## Requirements
From the listing below, pick out each line with the word "grid".

## Material provided
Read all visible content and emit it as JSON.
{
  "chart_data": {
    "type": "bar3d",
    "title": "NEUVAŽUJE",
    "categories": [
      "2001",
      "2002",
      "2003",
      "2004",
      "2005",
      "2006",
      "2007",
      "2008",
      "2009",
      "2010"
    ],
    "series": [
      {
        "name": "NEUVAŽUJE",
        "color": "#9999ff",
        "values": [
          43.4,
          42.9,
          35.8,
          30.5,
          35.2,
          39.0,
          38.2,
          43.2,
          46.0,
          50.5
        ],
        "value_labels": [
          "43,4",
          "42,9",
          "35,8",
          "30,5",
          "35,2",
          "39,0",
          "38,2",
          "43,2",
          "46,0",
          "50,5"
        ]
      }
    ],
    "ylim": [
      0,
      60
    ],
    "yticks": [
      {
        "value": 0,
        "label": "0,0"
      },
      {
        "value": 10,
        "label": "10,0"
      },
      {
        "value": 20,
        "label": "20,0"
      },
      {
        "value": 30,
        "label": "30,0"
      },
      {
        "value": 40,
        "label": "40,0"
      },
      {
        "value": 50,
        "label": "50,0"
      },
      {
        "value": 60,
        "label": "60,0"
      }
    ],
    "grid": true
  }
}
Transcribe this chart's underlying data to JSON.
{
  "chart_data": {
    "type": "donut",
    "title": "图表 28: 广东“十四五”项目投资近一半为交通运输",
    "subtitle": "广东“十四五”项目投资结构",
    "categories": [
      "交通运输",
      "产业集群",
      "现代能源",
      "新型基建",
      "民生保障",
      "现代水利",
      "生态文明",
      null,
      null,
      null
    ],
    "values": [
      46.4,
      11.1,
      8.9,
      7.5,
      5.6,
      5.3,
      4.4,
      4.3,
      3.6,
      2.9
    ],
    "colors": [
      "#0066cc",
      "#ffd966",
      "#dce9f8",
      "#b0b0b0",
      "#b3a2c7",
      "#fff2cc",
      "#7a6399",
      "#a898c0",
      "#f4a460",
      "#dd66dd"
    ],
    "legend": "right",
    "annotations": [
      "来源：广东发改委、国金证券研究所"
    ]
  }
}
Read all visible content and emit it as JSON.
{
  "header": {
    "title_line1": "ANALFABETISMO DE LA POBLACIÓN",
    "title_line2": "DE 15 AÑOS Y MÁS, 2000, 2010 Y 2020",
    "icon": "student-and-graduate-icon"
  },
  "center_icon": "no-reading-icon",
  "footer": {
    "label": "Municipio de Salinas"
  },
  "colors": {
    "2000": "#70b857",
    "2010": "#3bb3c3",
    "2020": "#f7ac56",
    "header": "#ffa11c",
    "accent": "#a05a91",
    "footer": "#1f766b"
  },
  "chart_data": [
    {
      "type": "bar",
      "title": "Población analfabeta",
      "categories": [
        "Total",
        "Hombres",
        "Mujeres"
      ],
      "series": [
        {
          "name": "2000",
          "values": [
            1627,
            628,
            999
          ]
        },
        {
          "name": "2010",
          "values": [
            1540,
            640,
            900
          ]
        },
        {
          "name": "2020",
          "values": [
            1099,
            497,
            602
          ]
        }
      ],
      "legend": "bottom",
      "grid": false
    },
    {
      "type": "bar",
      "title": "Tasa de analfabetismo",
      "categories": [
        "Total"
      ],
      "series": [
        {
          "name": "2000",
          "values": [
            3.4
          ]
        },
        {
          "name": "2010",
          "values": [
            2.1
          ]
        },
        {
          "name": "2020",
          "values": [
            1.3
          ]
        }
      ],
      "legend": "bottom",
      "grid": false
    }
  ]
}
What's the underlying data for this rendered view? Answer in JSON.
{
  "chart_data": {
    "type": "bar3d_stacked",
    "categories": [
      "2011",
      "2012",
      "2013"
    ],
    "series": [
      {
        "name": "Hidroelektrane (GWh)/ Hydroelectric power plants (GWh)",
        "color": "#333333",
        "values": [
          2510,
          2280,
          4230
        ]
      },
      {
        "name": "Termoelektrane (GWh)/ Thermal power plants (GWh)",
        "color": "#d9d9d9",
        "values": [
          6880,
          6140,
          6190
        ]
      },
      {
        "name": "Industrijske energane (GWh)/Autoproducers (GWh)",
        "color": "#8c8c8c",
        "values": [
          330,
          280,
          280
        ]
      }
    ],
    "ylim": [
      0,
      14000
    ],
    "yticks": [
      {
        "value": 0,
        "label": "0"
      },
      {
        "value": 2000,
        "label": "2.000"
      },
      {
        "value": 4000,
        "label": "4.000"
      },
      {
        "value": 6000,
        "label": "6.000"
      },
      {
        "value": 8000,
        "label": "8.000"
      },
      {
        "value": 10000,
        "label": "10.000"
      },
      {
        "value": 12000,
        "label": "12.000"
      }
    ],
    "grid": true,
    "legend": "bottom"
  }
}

## Response
    "grid": true
      "grid": false
      "grid": false
    "grid": true,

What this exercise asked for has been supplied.